Data records:
** start **

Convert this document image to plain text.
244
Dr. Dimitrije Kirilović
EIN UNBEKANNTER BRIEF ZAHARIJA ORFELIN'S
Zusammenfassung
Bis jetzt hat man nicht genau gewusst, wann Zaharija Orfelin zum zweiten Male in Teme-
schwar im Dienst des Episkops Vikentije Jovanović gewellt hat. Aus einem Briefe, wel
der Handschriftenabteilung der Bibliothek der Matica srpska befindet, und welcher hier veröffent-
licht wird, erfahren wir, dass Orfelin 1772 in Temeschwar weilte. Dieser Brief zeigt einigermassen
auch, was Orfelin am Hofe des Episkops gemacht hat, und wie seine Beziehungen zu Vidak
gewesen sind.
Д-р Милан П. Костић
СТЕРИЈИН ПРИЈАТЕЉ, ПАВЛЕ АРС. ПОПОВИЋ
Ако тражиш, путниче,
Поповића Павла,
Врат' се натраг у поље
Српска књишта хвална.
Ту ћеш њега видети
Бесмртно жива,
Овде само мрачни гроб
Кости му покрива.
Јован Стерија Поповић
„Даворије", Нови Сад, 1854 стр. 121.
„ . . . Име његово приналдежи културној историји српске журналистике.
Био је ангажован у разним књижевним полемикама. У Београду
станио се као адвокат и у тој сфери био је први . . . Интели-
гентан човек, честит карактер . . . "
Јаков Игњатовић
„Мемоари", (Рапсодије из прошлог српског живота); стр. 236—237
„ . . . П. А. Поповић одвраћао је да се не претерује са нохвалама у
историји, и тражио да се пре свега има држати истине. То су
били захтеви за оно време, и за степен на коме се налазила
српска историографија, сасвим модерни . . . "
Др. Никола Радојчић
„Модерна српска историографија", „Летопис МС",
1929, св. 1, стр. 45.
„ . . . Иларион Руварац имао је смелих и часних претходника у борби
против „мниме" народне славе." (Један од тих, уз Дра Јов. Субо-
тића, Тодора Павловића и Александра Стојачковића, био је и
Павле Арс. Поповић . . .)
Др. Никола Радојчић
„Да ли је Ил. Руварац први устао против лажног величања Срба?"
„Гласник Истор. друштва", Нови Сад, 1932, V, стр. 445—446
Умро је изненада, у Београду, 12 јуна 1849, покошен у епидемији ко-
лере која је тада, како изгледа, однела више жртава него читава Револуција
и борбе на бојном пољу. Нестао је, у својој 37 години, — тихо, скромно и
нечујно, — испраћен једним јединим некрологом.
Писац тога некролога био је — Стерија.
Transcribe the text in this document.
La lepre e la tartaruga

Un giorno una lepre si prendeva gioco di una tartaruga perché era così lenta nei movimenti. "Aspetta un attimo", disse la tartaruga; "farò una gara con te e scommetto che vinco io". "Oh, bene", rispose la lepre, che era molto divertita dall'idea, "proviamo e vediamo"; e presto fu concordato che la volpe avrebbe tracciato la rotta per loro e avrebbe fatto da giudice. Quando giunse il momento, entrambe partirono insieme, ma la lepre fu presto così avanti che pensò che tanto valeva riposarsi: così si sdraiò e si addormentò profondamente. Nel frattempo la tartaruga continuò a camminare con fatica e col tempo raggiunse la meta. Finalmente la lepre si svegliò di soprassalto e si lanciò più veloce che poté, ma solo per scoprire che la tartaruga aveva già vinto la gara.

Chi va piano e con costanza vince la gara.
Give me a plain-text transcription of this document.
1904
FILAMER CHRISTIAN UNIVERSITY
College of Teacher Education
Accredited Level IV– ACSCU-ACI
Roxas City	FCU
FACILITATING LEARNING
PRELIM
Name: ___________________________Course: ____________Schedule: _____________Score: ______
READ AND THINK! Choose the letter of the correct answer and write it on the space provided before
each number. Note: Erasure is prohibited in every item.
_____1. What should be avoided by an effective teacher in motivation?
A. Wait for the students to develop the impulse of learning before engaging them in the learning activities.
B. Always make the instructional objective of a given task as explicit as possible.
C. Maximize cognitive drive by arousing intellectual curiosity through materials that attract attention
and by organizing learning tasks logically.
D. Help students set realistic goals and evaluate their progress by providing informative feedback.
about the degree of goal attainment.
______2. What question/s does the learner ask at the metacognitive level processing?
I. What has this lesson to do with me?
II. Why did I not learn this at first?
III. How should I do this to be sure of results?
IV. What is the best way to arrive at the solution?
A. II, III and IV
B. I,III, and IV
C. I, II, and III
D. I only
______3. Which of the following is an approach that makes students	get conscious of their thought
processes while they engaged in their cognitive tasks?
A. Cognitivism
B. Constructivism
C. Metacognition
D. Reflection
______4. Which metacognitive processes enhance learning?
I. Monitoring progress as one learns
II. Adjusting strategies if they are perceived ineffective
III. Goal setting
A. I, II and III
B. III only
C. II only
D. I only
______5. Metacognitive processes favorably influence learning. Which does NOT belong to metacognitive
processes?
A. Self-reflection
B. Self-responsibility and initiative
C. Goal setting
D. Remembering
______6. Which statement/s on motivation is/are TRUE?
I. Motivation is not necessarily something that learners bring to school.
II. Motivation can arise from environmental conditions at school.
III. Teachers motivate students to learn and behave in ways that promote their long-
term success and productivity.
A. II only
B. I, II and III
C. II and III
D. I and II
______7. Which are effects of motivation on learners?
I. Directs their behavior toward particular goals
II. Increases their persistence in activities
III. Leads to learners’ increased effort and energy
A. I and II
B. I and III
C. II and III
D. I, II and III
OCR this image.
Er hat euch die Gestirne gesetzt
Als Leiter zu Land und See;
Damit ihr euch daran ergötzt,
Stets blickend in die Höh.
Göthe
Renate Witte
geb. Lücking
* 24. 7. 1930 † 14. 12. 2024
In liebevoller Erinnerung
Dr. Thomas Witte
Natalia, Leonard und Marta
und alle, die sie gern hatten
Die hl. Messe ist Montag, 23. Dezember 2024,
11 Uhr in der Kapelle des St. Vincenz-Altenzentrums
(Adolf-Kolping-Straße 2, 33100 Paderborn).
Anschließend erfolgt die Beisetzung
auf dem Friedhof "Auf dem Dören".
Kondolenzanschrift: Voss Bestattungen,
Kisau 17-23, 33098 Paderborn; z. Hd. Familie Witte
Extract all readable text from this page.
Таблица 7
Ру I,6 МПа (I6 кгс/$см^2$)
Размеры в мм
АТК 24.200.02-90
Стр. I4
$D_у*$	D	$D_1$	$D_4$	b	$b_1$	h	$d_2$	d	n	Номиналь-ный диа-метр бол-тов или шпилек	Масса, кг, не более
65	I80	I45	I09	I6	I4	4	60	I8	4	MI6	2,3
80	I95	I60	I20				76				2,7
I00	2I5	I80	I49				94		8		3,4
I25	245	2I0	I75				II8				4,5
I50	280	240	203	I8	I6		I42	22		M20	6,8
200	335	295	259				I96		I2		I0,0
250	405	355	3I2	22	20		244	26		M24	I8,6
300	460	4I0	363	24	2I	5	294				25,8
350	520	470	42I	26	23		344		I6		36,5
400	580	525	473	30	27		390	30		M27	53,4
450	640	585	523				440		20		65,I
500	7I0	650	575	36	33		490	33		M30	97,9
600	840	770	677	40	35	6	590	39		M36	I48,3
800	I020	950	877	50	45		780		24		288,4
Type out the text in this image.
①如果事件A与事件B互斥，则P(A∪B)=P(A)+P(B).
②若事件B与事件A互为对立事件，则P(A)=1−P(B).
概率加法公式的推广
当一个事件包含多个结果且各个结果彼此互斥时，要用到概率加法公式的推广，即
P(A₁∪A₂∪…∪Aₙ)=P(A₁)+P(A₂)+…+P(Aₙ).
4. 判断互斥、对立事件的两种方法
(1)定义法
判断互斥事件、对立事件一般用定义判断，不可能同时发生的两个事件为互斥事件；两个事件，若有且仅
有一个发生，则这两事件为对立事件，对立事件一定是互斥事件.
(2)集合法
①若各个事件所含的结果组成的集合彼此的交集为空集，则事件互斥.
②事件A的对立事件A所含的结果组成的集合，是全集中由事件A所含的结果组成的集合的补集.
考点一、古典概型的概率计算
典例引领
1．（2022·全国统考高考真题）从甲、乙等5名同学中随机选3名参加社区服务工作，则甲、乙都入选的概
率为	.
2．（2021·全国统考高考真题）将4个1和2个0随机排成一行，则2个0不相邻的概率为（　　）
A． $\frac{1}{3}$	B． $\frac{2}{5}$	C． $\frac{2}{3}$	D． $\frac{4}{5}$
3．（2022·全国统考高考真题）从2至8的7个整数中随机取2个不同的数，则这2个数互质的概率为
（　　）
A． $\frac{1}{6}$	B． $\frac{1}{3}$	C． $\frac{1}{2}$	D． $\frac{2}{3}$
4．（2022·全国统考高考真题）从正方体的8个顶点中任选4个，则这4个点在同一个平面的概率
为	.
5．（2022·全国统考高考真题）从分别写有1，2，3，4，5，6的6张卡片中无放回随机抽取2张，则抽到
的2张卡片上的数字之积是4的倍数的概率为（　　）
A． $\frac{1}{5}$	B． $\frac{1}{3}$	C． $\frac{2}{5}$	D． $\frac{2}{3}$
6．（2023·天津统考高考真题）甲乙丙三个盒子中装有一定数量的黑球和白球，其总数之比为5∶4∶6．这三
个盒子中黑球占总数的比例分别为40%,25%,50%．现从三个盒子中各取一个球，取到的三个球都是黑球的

** end **

GIVEN PROBLEM:
Keep only the lines that hold the string "processes", and copy them out.

RESPONSE BELOW:
processes while they engaged in their cognitive tasks?
______4. Which metacognitive processes enhance learning?
______5. Metacognitive processes favorably influence learning. Which does NOT belong to metacognitive
processes?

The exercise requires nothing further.